___ LISTED ENTRIES ___

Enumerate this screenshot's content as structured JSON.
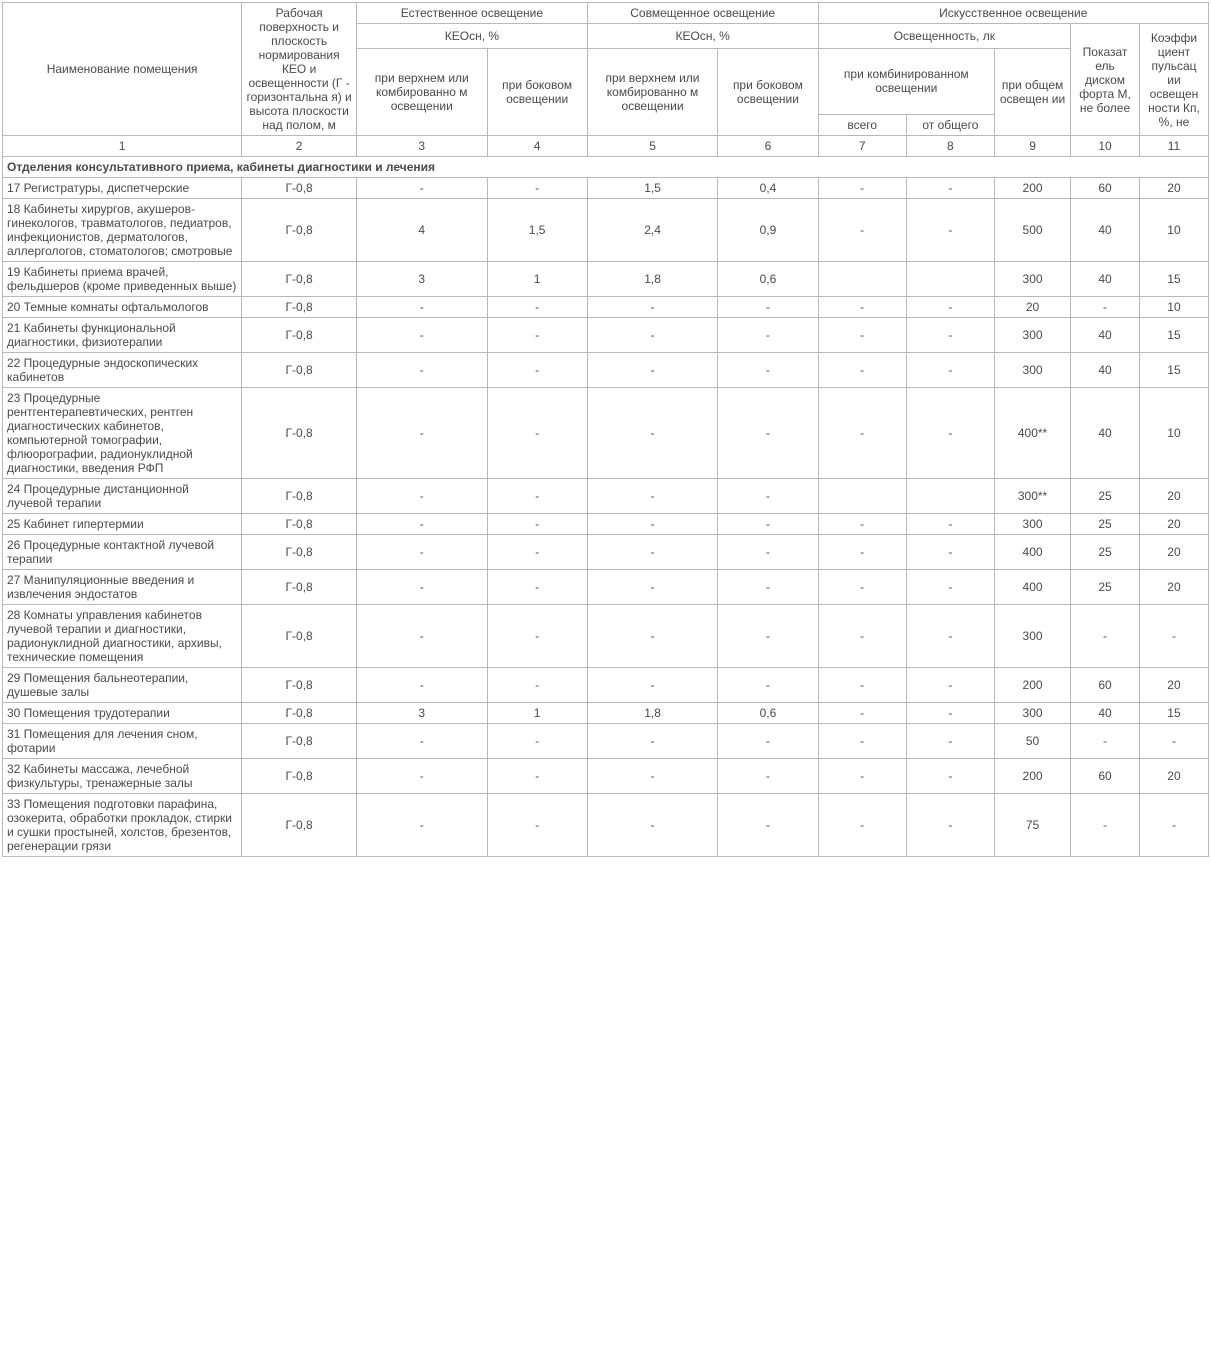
{
  "headers": {
    "room_name": "Наименование помещения",
    "surface": "Рабочая поверхность и плоскость нормирования КЕО и освещенности (Г - горизонтальна я) и высота плоскости над полом, м",
    "natural": "Естественное освещение",
    "combined": "Совмещенное освещение",
    "artificial": "Искусственное освещение",
    "keo": "КЕОсн, %",
    "top_or_comb": "при верхнем или комбированно м освещении",
    "side": "при боковом освещении",
    "illuminance": "Освещенность, лк",
    "comb_light": "при комбинированном освещении",
    "general_light": "при общем освещен ии",
    "discomfort": "Показат ель диском форта М, не более",
    "pulsation": "Коэффи циент пульсац ии освещен ности Кп, %, не",
    "total": "всего",
    "of_total": "от общего"
  },
  "colnums": [
    "1",
    "2",
    "3",
    "4",
    "5",
    "6",
    "7",
    "8",
    "9",
    "10",
    "11"
  ],
  "section_title": "Отделения консультативного приема, кабинеты диагностики и лечения",
  "rows": [
    {
      "name": "17 Регистратуры, диспетчерские",
      "c": [
        "Г-0,8",
        "-",
        "-",
        "1,5",
        "0,4",
        "-",
        "-",
        "200",
        "60",
        "20"
      ]
    },
    {
      "name": "18 Кабинеты хирургов, акушеров-гинекологов, травматологов, педиатров, инфекционистов, дерматологов, аллергологов, стоматологов; смотровые",
      "c": [
        "Г-0,8",
        "4",
        "1,5",
        "2,4",
        "0,9",
        "-",
        "-",
        "500",
        "40",
        "10"
      ]
    },
    {
      "name": "19 Кабинеты приема врачей, фельдшеров (кроме приведенных выше)",
      "c": [
        "Г-0,8",
        "3",
        "1",
        "1,8",
        "0,6",
        "",
        "",
        "300",
        "40",
        "15"
      ]
    },
    {
      "name": "20 Темные комнаты офтальмологов",
      "c": [
        "Г-0,8",
        "-",
        "-",
        "-",
        "-",
        "-",
        "-",
        "20",
        "-",
        "10"
      ]
    },
    {
      "name": "21 Кабинеты функциональной диагностики, физиотерапии",
      "c": [
        "Г-0,8",
        "-",
        "-",
        "-",
        "-",
        "-",
        "-",
        "300",
        "40",
        "15"
      ]
    },
    {
      "name": "22 Процедурные эндоскопических кабинетов",
      "c": [
        "Г-0,8",
        "-",
        "-",
        "-",
        "-",
        "-",
        "-",
        "300",
        "40",
        "15"
      ]
    },
    {
      "name": "23 Процедурные рентгентерапевтических, рентген диагностических кабинетов, компьютерной томографии, флюорографии, радионуклидной диагностики, введения РФП",
      "c": [
        "Г-0,8",
        "-",
        "-",
        "-",
        "-",
        "-",
        "-",
        "400**",
        "40",
        "10"
      ]
    },
    {
      "name": "24 Процедурные дистанционной лучевой терапии",
      "c": [
        "Г-0,8",
        "-",
        "-",
        "-",
        "-",
        "",
        "",
        "300**",
        "25",
        "20"
      ]
    },
    {
      "name": "25 Кабинет гипертермии",
      "c": [
        "Г-0,8",
        "-",
        "-",
        "-",
        "-",
        "-",
        "-",
        "300",
        "25",
        "20"
      ]
    },
    {
      "name": "26 Процедурные контактной лучевой терапии",
      "c": [
        "Г-0,8",
        "-",
        "-",
        "-",
        "-",
        "-",
        "-",
        "400",
        "25",
        "20"
      ]
    },
    {
      "name": "27 Манипуляционные введения и извлечения эндостатов",
      "c": [
        "Г-0,8",
        "-",
        "-",
        "-",
        "-",
        "-",
        "-",
        "400",
        "25",
        "20"
      ]
    },
    {
      "name": "28 Комнаты управления кабинетов лучевой терапии и диагностики, радионуклидной диагностики, архивы, технические помещения",
      "c": [
        "Г-0,8",
        "-",
        "-",
        "-",
        "-",
        "-",
        "-",
        "300",
        "-",
        "-"
      ]
    },
    {
      "name": "29 Помещения бальнеотерапии, душевые залы",
      "c": [
        "Г-0,8",
        "-",
        "-",
        "-",
        "-",
        "-",
        "-",
        "200",
        "60",
        "20"
      ]
    },
    {
      "name": "30 Помещения трудотерапии",
      "c": [
        "Г-0,8",
        "3",
        "1",
        "1,8",
        "0,6",
        "-",
        "-",
        "300",
        "40",
        "15"
      ]
    },
    {
      "name": "31 Помещения для лечения сном, фотарии",
      "c": [
        "Г-0,8",
        "-",
        "-",
        "-",
        "-",
        "-",
        "-",
        "50",
        "-",
        "-"
      ]
    },
    {
      "name": "32 Кабинеты массажа, лечебной физкультуры, тренажерные залы",
      "c": [
        "Г-0,8",
        "-",
        "-",
        "-",
        "-",
        "-",
        "-",
        "200",
        "60",
        "20"
      ]
    },
    {
      "name": "33 Помещения подготовки парафина, озокерита, обработки прокладок, стирки и сушки простыней, холстов, брезентов, регенерации грязи",
      "c": [
        "Г-0,8",
        "-",
        "-",
        "-",
        "-",
        "-",
        "-",
        "75",
        "-",
        "-"
      ]
    }
  ]
}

___

TASK REQUIREMENTS => With the pictures left out, transcribe the material exactly.

SOLUTION TO THIS PROBLEM =>
Enumerate this screenshot's content as structured JSON.
{
  "headers": {
    "room_name": "Наименование помещения",
    "surface": "Рабочая поверхность и плоскость нормирования КЕО и освещенности (Г - горизонтальна я) и высота плоскости над полом, м",
    "natural": "Естественное освещение",
    "combined": "Совмещенное освещение",
    "artificial": "Искусственное освещение",
    "keo": "КЕОсн, %",
    "top_or_comb": "при верхнем или комбированно м освещении",
    "side": "при боковом освещении",
    "illuminance": "Освещенность, лк",
    "comb_light": "при комбинированном освещении",
    "general_light": "при общем освещен ии",
    "discomfort": "Показат ель диском форта М, не более",
    "pulsation": "Коэффи циент пульсац ии освещен ности Кп, %, не",
    "total": "всего",
    "of_total": "от общего"
  },
  "colnums": [
    "1",
    "2",
    "3",
    "4",
    "5",
    "6",
    "7",
    "8",
    "9",
    "10",
    "11"
  ],
  "section_title": "Отделения консультативного приема, кабинеты диагностики и лечения",
  "rows": [
    {
      "name": "17 Регистратуры, диспетчерские",
      "c": [
        "Г-0,8",
        "-",
        "-",
        "1,5",
        "0,4",
        "-",
        "-",
        "200",
        "60",
        "20"
      ]
    },
    {
      "name": "18 Кабинеты хирургов, акушеров-гинекологов, травматологов, педиатров, инфекционистов, дерматологов, аллергологов, стоматологов; смотровые",
      "c": [
        "Г-0,8",
        "4",
        "1,5",
        "2,4",
        "0,9",
        "-",
        "-",
        "500",
        "40",
        "10"
      ]
    },
    {
      "name": "19 Кабинеты приема врачей, фельдшеров (кроме приведенных выше)",
      "c": [
        "Г-0,8",
        "3",
        "1",
        "1,8",
        "0,6",
        "",
        "",
        "300",
        "40",
        "15"
      ]
    },
    {
      "name": "20 Темные комнаты офтальмологов",
      "c": [
        "Г-0,8",
        "-",
        "-",
        "-",
        "-",
        "-",
        "-",
        "20",
        "-",
        "10"
      ]
    },
    {
      "name": "21 Кабинеты функциональной диагностики, физиотерапии",
      "c": [
        "Г-0,8",
        "-",
        "-",
        "-",
        "-",
        "-",
        "-",
        "300",
        "40",
        "15"
      ]
    },
    {
      "name": "22 Процедурные эндоскопических кабинетов",
      "c": [
        "Г-0,8",
        "-",
        "-",
        "-",
        "-",
        "-",
        "-",
        "300",
        "40",
        "15"
      ]
    },
    {
      "name": "23 Процедурные рентгентерапевтических, рентген диагностических кабинетов, компьютерной томографии, флюорографии, радионуклидной диагностики, введения РФП",
      "c": [
        "Г-0,8",
        "-",
        "-",
        "-",
        "-",
        "-",
        "-",
        "400**",
        "40",
        "10"
      ]
    },
    {
      "name": "24 Процедурные дистанционной лучевой терапии",
      "c": [
        "Г-0,8",
        "-",
        "-",
        "-",
        "-",
        "",
        "",
        "300**",
        "25",
        "20"
      ]
    },
    {
      "name": "25 Кабинет гипертермии",
      "c": [
        "Г-0,8",
        "-",
        "-",
        "-",
        "-",
        "-",
        "-",
        "300",
        "25",
        "20"
      ]
    },
    {
      "name": "26 Процедурные контактной лучевой терапии",
      "c": [
        "Г-0,8",
        "-",
        "-",
        "-",
        "-",
        "-",
        "-",
        "400",
        "25",
        "20"
      ]
    },
    {
      "name": "27 Манипуляционные введения и извлечения эндостатов",
      "c": [
        "Г-0,8",
        "-",
        "-",
        "-",
        "-",
        "-",
        "-",
        "400",
        "25",
        "20"
      ]
    },
    {
      "name": "28 Комнаты управления кабинетов лучевой терапии и диагностики, радионуклидной диагностики, архивы, технические помещения",
      "c": [
        "Г-0,8",
        "-",
        "-",
        "-",
        "-",
        "-",
        "-",
        "300",
        "-",
        "-"
      ]
    },
    {
      "name": "29 Помещения бальнеотерапии, душевые залы",
      "c": [
        "Г-0,8",
        "-",
        "-",
        "-",
        "-",
        "-",
        "-",
        "200",
        "60",
        "20"
      ]
    },
    {
      "name": "30 Помещения трудотерапии",
      "c": [
        "Г-0,8",
        "3",
        "1",
        "1,8",
        "0,6",
        "-",
        "-",
        "300",
        "40",
        "15"
      ]
    },
    {
      "name": "31 Помещения для лечения сном, фотарии",
      "c": [
        "Г-0,8",
        "-",
        "-",
        "-",
        "-",
        "-",
        "-",
        "50",
        "-",
        "-"
      ]
    },
    {
      "name": "32 Кабинеты массажа, лечебной физкультуры, тренажерные залы",
      "c": [
        "Г-0,8",
        "-",
        "-",
        "-",
        "-",
        "-",
        "-",
        "200",
        "60",
        "20"
      ]
    },
    {
      "name": "33 Помещения подготовки парафина, озокерита, обработки прокладок, стирки и сушки простыней, холстов, брезентов, регенерации грязи",
      "c": [
        "Г-0,8",
        "-",
        "-",
        "-",
        "-",
        "-",
        "-",
        "75",
        "-",
        "-"
      ]
    }
  ]
}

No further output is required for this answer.